>> Begin Working data

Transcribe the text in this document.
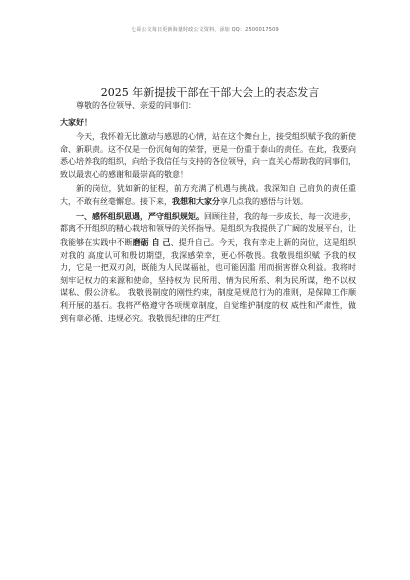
七哥公文每日更新海量时政公文资料，添加 QQ：2500017509
2025 年新提拔干部在干部大会上的表态发言

尊敬的各位领导、亲爱的同事们：

大家好！

今天，我怀着无比激动与感恩的心情，站在这个舞台上，接受组织赋予我的新使命、新职责。这不仅是一份沉甸甸的荣誉，更是一份重于泰山的责任。在此，我要向悉心培养我的组织，向给予我信任与支持的各位领导，向一直关心帮助我的同事们，致以最衷心的感谢和最崇高的敬意！

新的岗位，犹如新的征程，前方充满了机遇与挑战。我深知自 己肩负的责任重大，不敢有丝毫懈怠。接下来，我想和大家分享几点我的感悟与计划。

一、感怀组织恩遇，严守组织规矩。回顾往昔，我的每一步成长、每一次进步，都离不开组织的精心栽培和领导的关怀指导。是组织为我提供了广阔的发展平台，让我能够在实践中不断磨砺 自 己、提升自己。今天，我有幸走上新的岗位，这是组织对我的 高度认可和殷切期望，我深感荣幸，更心怀敬畏。我敬畏组织赋 予我的权力，它是一把双刃剑，既能为人民谋福祉，也可能因滥 用而损害群众利益。我将时刻牢记权力的来源和使命，坚持权为 民所用、情为民所系、利为民所谋，绝不以权谋私、假公济私。 我敬畏制度的刚性约束，制度是规范行为的准则，是保障工作顺 利开展的基石。我将严格遵守各项规章制度，自觉维护制度的权 威性和严肃性，做到有章必循、违规必究。我敬畏纪律的庄严红
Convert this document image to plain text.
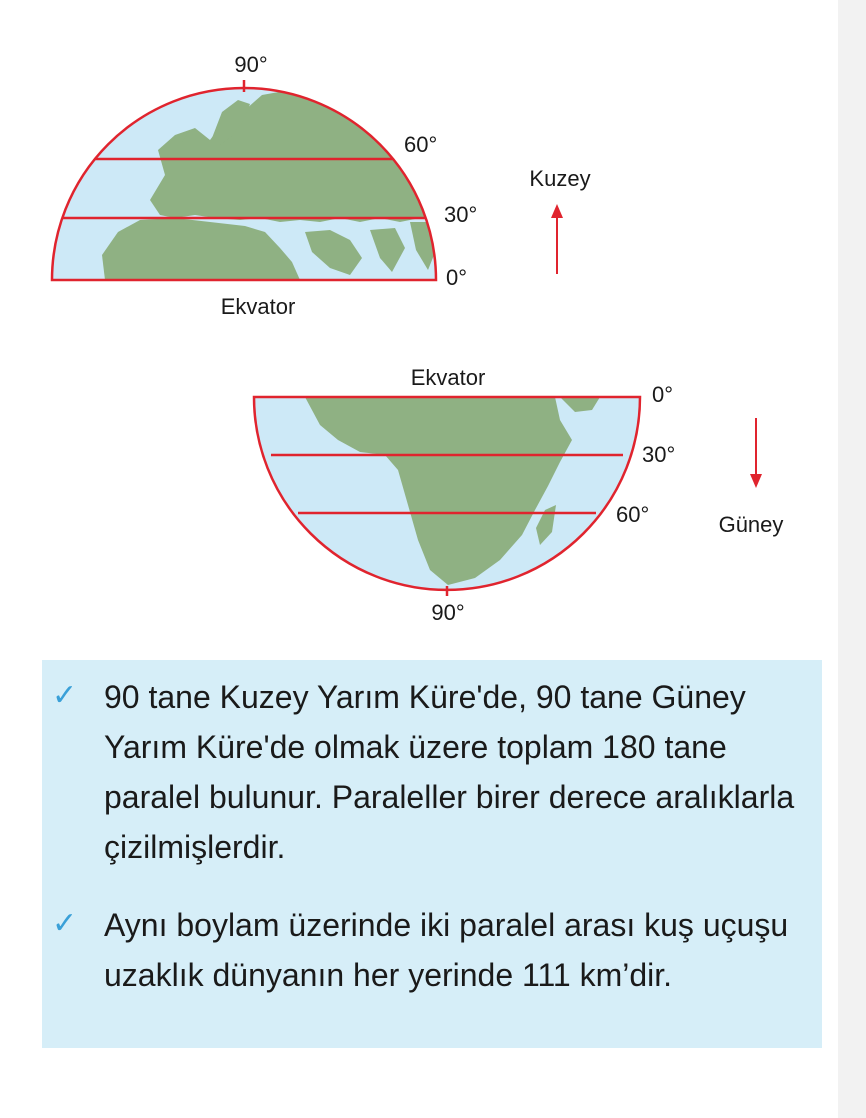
90°
60°
30°
0°
Ekvator
Kuzey
Ekvator
0°
30°
60°
90°
Güney
✓ 90 tane Kuzey Yarım Küre'de, 90 tane Güney Yarım Küre'de olmak üzere toplam 180 tane paralel bulunur. Paraleller birer derece aralıklarla çizilmişlerdir.
✓ Aynı boylam üzerinde iki paralel arası kuş uçuşu uzaklık dünyanın her yerinde 111 km’dir.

>> End Working data

Task — Reproduce the material above exactly, but only from the line with "Convert this document image to plain text." through its last line, leaving pictures out.

Expected output —
Convert this document image to plain text.
90°
60°
30°
0°
Ekvator
Kuzey
Ekvator
0°
30°
60°
90°
Güney
✓ 90 tane Kuzey Yarım Küre'de, 90 tane Güney Yarım Küre'de olmak üzere toplam 180 tane paralel bulunur. Paraleller birer derece aralıklarla çizilmişlerdir.
✓ Aynı boylam üzerinde iki paralel arası kuş uçuşu uzaklık dünyanın her yerinde 111 km’dir.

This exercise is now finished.